#### Aim of the task
Write out the stretch of the text about SmartAssembly and serialization from "My initial reaction" through "the SA project.", word for word.

My initial reaction was to simply exclude the serializable results class and all of its' members from obfuscation, and that was just dandy, but a few weeks on I decided to look into exactly why serialization had broken and change the code to work with SA so I could write any new code to be compatible with SmartAssembly and save me some additional testing and changes to the SA project.

In simple terms, SA does all that it can to prevent serialization problems, for instance, it will not obfuscate public members of a DLL and it will exclude any types with the Serializable attribute from obfuscation. This prevents public members and properties from being made private and having the name changed. If the serialization is done inside the executable, however, public members have the access changed to private and are renamed. That was my first problem, because my types were in the executable assembly and implemented ISerializable, but did not have the Serializable attribute set on them!

#### Data for analysis
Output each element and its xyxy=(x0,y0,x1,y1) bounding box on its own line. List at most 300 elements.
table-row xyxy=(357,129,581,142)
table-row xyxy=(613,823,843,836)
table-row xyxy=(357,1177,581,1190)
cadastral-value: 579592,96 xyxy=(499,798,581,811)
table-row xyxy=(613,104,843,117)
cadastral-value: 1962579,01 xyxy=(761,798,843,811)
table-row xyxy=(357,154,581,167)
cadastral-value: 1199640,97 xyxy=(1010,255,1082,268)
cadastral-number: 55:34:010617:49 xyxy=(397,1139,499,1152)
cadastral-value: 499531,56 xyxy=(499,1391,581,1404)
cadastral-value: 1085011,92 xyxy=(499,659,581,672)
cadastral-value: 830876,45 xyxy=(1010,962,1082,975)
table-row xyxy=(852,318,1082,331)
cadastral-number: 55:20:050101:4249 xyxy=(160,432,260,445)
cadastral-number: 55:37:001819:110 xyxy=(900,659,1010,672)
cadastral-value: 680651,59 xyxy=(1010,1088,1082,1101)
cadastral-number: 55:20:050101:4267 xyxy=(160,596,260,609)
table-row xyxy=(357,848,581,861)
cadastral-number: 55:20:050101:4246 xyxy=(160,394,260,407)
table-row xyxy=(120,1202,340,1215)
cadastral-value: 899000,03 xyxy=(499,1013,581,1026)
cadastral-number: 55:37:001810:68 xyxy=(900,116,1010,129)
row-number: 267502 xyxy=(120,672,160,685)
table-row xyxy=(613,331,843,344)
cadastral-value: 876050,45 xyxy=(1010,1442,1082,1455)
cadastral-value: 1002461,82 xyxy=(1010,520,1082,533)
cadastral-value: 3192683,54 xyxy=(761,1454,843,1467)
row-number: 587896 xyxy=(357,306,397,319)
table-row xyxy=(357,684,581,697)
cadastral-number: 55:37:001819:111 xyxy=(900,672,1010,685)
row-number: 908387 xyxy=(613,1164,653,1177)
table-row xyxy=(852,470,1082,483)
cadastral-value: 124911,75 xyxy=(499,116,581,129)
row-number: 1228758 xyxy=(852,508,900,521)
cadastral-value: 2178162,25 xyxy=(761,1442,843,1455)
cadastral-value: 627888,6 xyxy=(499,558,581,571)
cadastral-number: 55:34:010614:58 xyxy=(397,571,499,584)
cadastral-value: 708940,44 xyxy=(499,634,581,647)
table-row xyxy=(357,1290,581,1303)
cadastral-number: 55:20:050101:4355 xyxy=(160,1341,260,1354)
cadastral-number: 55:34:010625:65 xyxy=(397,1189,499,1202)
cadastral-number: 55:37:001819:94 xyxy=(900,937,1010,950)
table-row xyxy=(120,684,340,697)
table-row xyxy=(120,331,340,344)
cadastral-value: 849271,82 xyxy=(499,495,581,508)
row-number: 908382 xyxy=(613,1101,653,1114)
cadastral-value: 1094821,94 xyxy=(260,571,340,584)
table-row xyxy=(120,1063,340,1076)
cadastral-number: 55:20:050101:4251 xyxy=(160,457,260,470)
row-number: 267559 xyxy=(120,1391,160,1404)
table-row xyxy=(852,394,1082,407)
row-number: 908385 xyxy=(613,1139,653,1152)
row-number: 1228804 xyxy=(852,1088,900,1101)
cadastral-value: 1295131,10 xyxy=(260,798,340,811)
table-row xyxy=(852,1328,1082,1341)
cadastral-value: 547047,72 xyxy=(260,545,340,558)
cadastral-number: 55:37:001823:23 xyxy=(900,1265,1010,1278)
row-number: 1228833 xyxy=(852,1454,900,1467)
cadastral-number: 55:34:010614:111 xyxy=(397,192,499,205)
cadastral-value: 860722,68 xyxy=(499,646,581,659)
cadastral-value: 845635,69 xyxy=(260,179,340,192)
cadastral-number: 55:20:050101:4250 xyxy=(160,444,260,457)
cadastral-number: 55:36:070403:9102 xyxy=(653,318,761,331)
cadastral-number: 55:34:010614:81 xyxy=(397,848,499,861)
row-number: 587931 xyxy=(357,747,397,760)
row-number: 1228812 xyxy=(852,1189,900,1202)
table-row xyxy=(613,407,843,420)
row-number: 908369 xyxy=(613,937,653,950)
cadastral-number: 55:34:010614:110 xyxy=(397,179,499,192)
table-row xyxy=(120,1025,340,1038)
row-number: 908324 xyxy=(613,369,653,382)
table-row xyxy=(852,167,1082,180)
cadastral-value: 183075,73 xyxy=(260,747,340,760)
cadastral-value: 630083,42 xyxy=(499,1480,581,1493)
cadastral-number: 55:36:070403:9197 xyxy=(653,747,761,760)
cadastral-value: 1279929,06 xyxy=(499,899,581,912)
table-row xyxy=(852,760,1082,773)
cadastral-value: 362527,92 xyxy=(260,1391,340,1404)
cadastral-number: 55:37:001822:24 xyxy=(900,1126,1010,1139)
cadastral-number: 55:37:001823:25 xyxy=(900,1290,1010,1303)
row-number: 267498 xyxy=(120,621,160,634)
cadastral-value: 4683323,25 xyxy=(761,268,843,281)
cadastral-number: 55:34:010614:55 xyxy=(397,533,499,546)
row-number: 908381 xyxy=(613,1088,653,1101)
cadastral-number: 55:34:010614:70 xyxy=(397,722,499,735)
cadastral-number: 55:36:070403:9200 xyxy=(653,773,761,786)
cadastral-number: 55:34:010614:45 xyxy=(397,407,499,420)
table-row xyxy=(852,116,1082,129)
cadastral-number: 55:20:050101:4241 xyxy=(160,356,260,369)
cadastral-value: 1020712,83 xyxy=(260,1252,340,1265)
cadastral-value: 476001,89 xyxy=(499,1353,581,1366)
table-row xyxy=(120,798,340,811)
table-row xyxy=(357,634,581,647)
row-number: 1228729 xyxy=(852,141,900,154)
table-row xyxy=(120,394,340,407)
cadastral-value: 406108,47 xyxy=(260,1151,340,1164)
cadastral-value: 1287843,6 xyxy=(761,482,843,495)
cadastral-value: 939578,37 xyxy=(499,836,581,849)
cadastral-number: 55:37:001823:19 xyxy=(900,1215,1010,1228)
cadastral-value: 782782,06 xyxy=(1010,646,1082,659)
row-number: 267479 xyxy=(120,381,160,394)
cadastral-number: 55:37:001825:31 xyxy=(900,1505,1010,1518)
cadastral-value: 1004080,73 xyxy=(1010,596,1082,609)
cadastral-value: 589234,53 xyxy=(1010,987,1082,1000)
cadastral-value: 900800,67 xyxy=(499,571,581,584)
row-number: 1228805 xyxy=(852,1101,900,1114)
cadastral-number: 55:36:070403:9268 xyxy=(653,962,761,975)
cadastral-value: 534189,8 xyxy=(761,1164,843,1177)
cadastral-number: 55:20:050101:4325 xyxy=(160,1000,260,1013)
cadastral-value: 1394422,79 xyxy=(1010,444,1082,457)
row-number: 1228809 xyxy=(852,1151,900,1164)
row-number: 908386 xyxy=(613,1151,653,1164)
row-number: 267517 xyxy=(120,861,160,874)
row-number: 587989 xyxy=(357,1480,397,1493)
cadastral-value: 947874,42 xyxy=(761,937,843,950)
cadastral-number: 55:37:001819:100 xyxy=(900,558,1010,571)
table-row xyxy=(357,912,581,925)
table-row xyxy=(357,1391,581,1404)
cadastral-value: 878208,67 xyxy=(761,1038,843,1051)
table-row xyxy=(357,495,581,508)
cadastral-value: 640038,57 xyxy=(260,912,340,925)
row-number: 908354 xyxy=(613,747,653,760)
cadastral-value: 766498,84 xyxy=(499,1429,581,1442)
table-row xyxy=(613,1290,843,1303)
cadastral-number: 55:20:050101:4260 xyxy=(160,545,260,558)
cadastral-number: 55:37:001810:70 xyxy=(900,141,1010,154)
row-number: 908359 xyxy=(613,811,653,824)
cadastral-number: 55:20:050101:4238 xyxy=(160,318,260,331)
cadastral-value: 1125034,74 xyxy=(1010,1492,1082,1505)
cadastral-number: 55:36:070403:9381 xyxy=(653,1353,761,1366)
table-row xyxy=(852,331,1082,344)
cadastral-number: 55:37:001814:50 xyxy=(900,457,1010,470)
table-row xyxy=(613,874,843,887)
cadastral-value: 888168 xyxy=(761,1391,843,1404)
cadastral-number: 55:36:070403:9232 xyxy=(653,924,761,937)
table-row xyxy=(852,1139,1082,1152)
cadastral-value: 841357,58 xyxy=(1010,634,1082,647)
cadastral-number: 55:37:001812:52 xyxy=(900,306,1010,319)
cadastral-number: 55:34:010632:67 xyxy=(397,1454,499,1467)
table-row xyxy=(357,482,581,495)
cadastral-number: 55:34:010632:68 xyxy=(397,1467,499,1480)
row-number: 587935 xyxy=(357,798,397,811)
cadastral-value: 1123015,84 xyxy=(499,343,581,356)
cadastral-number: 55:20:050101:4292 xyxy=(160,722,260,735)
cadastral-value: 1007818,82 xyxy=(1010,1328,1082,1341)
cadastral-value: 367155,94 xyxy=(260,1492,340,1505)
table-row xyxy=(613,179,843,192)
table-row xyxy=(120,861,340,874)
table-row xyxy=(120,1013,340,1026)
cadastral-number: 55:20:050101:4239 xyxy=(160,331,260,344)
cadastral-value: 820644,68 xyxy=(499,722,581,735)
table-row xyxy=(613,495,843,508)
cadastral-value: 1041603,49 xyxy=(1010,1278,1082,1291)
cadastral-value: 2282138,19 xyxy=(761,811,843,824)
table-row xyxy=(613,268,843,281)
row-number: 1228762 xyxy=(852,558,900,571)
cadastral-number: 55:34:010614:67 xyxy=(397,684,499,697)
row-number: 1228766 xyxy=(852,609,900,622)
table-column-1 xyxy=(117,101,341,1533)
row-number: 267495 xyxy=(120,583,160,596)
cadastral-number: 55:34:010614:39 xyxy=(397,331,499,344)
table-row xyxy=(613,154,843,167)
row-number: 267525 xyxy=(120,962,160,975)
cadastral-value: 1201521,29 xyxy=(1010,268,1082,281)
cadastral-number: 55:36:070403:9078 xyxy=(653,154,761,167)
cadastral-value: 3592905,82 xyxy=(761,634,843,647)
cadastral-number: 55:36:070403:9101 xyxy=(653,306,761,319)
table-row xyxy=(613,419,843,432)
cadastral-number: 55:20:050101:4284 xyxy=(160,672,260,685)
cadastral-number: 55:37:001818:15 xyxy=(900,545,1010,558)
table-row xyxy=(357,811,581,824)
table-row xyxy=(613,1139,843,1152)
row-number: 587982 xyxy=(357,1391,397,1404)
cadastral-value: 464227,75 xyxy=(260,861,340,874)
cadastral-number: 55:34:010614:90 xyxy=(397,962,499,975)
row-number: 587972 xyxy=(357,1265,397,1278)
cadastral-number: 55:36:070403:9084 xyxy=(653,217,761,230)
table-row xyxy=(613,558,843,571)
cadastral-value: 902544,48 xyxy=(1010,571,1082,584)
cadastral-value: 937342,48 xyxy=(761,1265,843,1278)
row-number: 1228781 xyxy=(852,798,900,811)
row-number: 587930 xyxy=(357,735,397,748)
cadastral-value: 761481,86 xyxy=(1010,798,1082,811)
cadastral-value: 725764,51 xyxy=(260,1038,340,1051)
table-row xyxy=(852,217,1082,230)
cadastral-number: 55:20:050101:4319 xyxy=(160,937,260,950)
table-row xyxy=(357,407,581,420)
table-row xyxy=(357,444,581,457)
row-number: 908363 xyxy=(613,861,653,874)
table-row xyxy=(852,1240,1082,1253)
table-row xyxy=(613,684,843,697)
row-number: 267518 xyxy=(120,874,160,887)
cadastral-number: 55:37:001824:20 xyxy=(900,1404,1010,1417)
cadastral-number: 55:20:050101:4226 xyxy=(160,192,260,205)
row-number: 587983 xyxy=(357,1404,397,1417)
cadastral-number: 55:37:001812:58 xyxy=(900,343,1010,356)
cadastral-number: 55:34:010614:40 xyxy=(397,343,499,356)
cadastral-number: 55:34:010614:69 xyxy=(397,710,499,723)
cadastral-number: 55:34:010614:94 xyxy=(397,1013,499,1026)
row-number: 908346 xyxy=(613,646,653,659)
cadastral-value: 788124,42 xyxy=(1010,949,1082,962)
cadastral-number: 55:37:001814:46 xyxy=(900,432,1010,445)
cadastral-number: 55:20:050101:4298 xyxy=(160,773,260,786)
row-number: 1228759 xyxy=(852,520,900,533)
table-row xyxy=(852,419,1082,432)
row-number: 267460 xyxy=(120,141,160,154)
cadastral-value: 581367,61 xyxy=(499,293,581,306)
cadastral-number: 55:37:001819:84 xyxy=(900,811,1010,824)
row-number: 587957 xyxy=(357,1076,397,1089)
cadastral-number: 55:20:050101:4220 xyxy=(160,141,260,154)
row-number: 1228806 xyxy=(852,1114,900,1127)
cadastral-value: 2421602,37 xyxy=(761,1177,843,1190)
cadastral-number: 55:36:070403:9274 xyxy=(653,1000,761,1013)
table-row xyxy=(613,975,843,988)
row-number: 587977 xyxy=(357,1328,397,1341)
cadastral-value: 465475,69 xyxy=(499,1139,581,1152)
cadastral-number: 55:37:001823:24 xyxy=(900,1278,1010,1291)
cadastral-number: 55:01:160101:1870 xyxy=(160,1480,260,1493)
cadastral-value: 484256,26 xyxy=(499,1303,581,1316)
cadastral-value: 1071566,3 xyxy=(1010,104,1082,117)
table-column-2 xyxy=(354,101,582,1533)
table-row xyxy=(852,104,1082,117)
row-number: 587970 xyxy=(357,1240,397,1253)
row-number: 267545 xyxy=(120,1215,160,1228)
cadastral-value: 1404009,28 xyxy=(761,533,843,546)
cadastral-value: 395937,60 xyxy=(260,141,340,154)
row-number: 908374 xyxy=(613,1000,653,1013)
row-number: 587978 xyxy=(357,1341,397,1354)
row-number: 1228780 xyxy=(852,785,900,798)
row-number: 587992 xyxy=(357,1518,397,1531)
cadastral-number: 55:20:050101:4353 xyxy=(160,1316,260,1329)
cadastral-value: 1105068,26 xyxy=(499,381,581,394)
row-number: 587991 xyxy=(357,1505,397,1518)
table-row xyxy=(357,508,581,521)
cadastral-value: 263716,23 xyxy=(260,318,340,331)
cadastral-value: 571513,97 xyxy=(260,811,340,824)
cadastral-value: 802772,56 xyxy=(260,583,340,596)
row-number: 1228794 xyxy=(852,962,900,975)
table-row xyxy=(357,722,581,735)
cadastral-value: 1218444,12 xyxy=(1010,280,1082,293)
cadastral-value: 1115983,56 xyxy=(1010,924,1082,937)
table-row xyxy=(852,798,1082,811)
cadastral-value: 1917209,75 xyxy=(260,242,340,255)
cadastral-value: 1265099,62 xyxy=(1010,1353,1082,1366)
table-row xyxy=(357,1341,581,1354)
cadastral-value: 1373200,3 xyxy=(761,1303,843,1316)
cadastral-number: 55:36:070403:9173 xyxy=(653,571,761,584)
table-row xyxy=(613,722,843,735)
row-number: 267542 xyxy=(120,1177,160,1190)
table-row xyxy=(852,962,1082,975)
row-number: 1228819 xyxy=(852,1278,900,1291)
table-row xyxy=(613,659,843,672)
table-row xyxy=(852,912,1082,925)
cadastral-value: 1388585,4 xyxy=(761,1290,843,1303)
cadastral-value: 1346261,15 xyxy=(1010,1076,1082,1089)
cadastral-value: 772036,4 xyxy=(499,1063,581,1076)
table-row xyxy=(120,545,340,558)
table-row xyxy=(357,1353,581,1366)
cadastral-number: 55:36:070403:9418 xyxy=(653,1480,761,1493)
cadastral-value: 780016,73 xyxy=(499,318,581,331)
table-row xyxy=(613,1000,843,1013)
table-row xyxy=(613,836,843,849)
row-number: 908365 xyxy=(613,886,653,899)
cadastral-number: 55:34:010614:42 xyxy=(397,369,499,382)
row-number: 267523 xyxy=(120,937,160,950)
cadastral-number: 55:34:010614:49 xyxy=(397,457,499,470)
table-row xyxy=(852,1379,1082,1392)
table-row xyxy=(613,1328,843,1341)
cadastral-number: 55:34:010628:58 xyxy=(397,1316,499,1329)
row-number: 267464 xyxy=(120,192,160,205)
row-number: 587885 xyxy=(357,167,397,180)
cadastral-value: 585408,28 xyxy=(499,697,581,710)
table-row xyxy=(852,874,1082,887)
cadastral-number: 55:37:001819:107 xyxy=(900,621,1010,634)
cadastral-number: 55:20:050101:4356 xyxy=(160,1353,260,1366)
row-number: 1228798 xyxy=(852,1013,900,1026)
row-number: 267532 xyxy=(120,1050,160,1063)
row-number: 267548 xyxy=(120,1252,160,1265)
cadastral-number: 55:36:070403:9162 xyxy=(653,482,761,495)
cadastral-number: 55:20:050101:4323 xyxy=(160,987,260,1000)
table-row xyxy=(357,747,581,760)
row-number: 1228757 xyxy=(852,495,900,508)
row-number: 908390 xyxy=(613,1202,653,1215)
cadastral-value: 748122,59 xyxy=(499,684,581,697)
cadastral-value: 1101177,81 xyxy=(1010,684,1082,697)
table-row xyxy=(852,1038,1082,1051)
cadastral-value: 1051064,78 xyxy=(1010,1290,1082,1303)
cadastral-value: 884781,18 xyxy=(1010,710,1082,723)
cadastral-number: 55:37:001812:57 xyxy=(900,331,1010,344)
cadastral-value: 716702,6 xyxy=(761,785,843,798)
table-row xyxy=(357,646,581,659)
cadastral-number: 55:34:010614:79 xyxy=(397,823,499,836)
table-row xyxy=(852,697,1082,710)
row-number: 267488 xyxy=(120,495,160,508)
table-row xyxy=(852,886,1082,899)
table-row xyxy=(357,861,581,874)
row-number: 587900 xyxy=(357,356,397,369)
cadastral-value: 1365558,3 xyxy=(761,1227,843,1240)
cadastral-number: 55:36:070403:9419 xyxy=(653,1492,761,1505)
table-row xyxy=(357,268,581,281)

#### Written solution
My initial reaction was to simply exclude the serializable results class and all of its' members from obfuscation, and that was just dandy, but a few weeks on I decided to look into exactly why serialization had broken and change the code to work with SA so I could write any new code to be compatible with SmartAssembly and save me some additional testing and changes to the SA project.